━━━ Record set

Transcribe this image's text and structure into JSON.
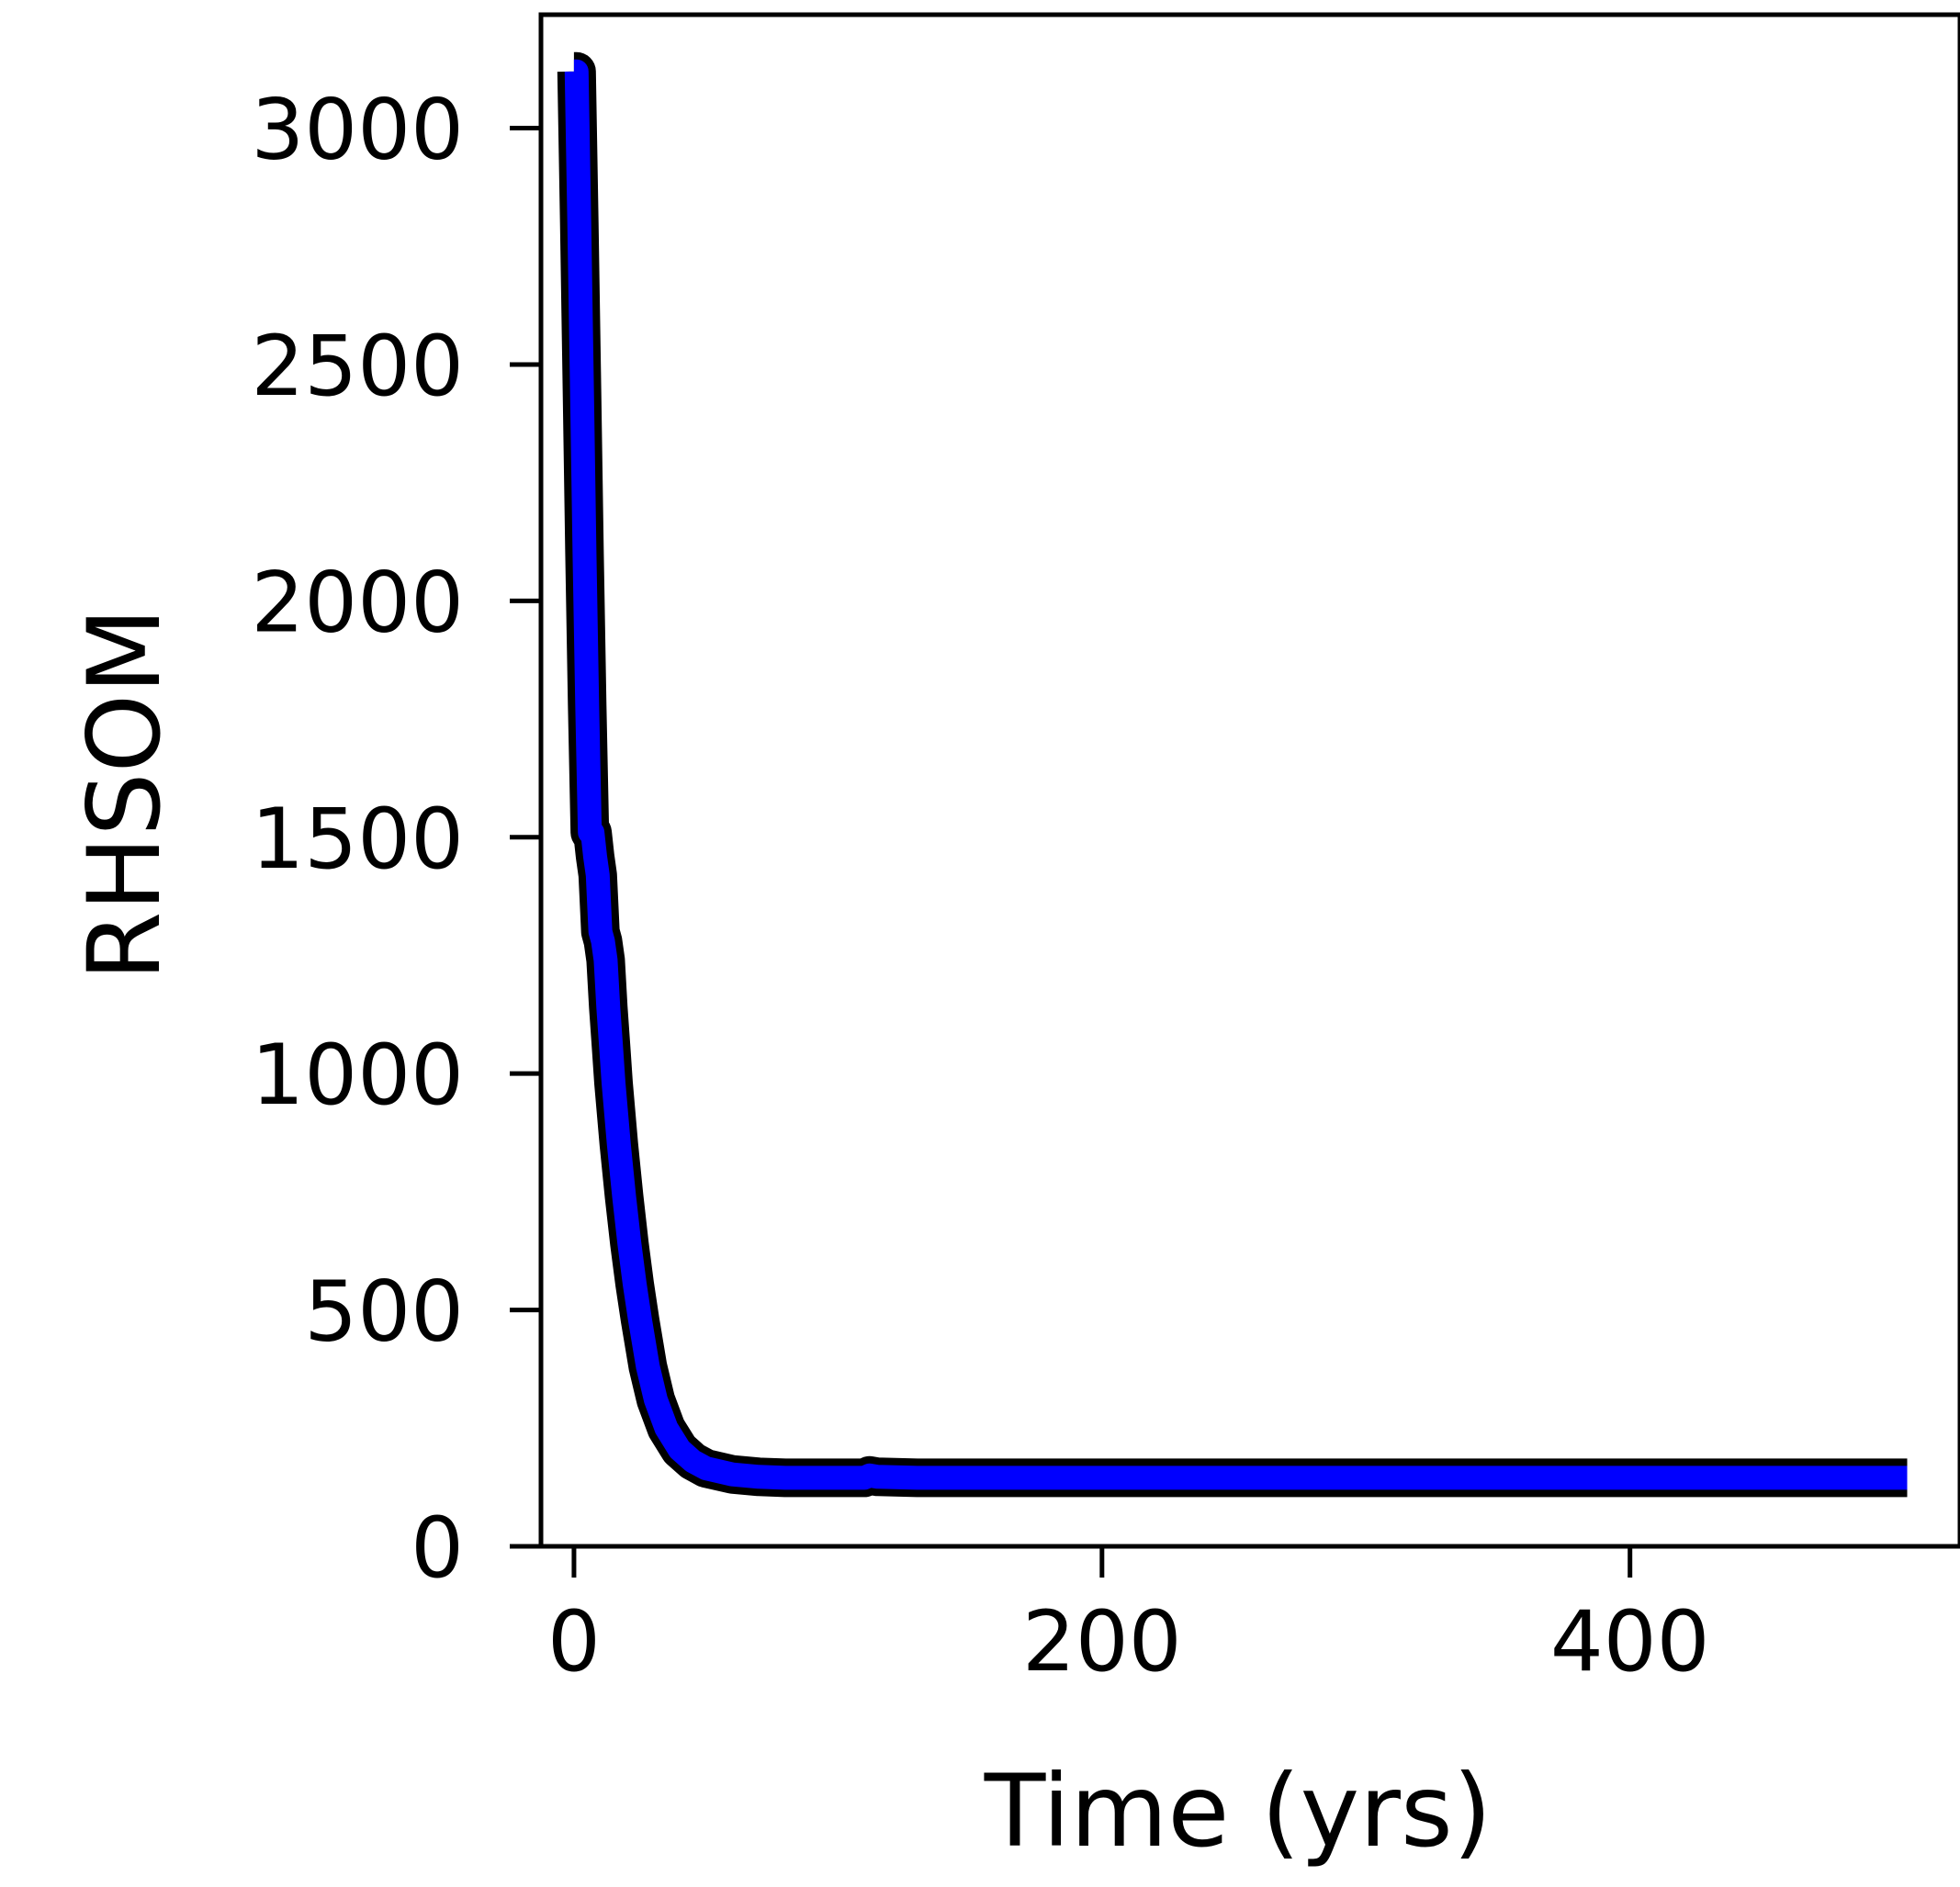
{
  "chart_data": {
    "type": "line",
    "title": "",
    "xlabel": "Time (yrs)",
    "ylabel": "RHSOM",
    "xlim": [
      -12.5,
      525
    ],
    "ylim": [
      0,
      3240
    ],
    "xticks": [
      0,
      200,
      400
    ],
    "xtick_labels": [
      "0",
      "200",
      "400"
    ],
    "yticks": [
      0,
      500,
      1000,
      1500,
      2000,
      2500,
      3000
    ],
    "ytick_labels": [
      "0",
      "500",
      "1000",
      "1500",
      "2000",
      "2500",
      "3000"
    ],
    "grid": false,
    "legend": false,
    "series": [
      {
        "color": "#0000ff",
        "edge_color": "#000000",
        "x": [
          0,
          1,
          2,
          3,
          4,
          5,
          6,
          7,
          8,
          9,
          10,
          11,
          12,
          13,
          14,
          15,
          17,
          19,
          21,
          23,
          25,
          28,
          31,
          35,
          40,
          45,
          50,
          60,
          70,
          80,
          100,
          110,
          112,
          115,
          130,
          150,
          200,
          300,
          400,
          505
        ],
        "y": [
          3120,
          3120,
          2800,
          2450,
          2100,
          1780,
          1510,
          1510,
          1460,
          1420,
          1300,
          1280,
          1240,
          1140,
          1060,
          980,
          850,
          740,
          640,
          555,
          480,
          380,
          310,
          250,
          205,
          180,
          165,
          152,
          147,
          145,
          145,
          145,
          150,
          147,
          145,
          145,
          145,
          145,
          145,
          145
        ]
      }
    ]
  }
}
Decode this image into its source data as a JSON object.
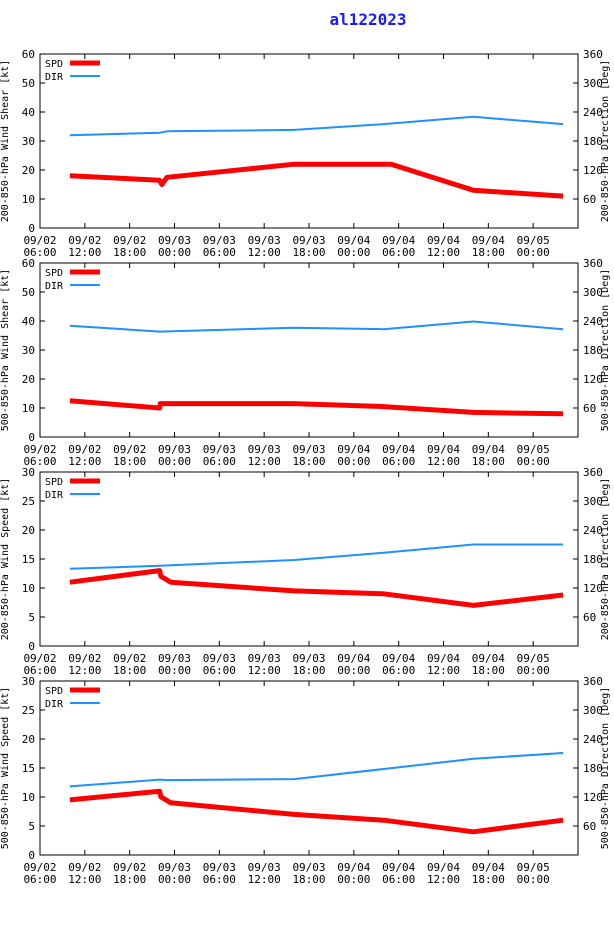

━━━━━━

- What the task requires -
Pull every line containing "JSON" from the data.

- The result -
Transcribe this image's text and structure into JSON.
Decode this image into its source data as a JSON object.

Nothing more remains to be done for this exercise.